Direction:
Count every line that includes the string "label" in the entries that follow. Nothing besides the number is needed.

Records excerpted from a collection:
--- BEGIN ---
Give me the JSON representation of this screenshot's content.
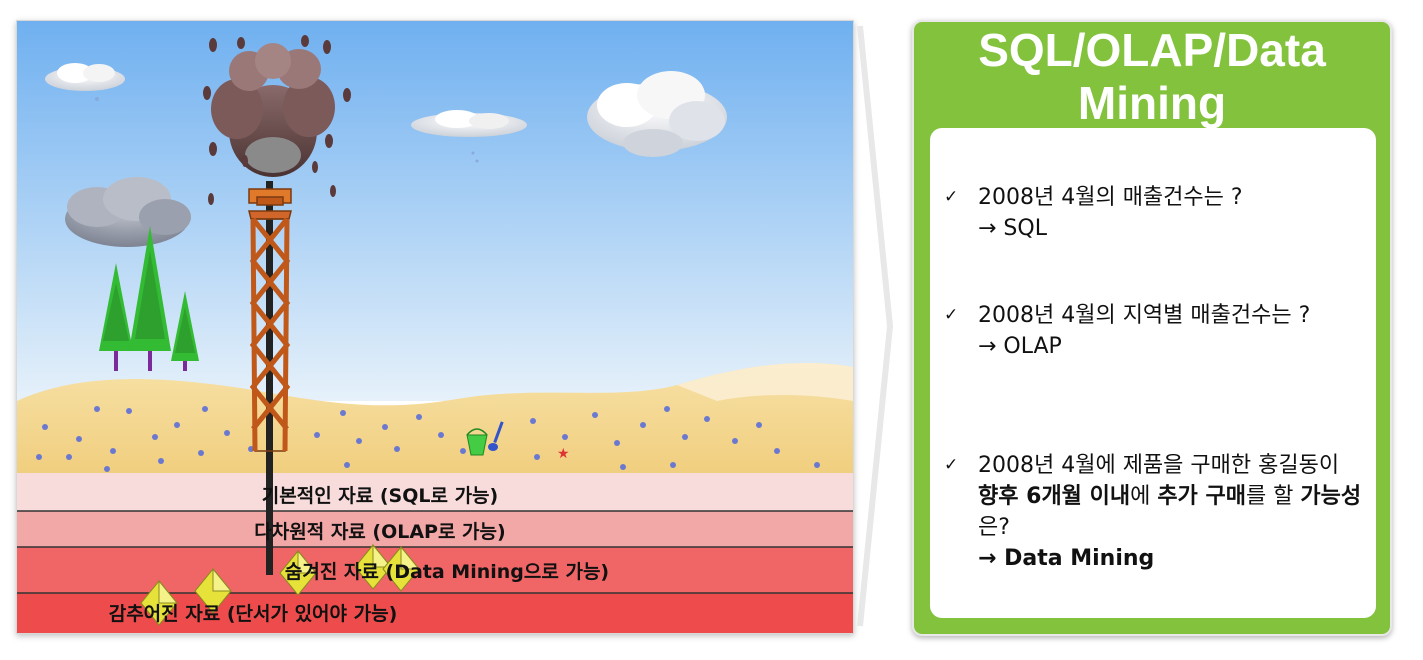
{
  "diagram": {
    "layers": [
      {
        "id": "basic",
        "label": "기본적인 자료 (SQL로 가능)"
      },
      {
        "id": "multidim",
        "label": "다차원적 자료 (OLAP로 가능)"
      },
      {
        "id": "hidden",
        "label": "숨겨진 자료 (Data Mining으로 가능)"
      },
      {
        "id": "concealed",
        "label": "감추어진 자료 (단서가 있어야 가능)"
      }
    ],
    "colors": {
      "sky_top": "#6fb0f0",
      "sky_bottom": "#dcebf8",
      "sand": "#f2d48a",
      "layer_basic": "#f8dcdc",
      "layer_multidim": "#f3a8a8",
      "layer_hidden": "#f06666",
      "layer_concealed": "#ee4c4c",
      "derrick": "#c0581a",
      "oil": "#6a4a4a",
      "tree": "#33bb33",
      "gem": "#e6e23a"
    }
  },
  "panel": {
    "title": "SQL/OLAP/Data Mining",
    "accent": "#83c23d",
    "check_mark": "✓",
    "items": [
      {
        "question": "2008년 4월의 매출건수는 ?",
        "answer": "→ SQL"
      },
      {
        "question": "2008년 4월의 지역별 매출건수는 ?",
        "answer": "→ OLAP"
      },
      {
        "question_parts": {
          "p1": "2008년 4월에 제품을 구매한 홍길동이 ",
          "b1": "향후 6개월 이내",
          "p2": "에 ",
          "b2": "추가 구매",
          "p3": "를 할 ",
          "b3": "가능성",
          "p4": "은?"
        },
        "answer": "→ Data Mining"
      }
    ]
  }
}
--- END ---
Task output:
4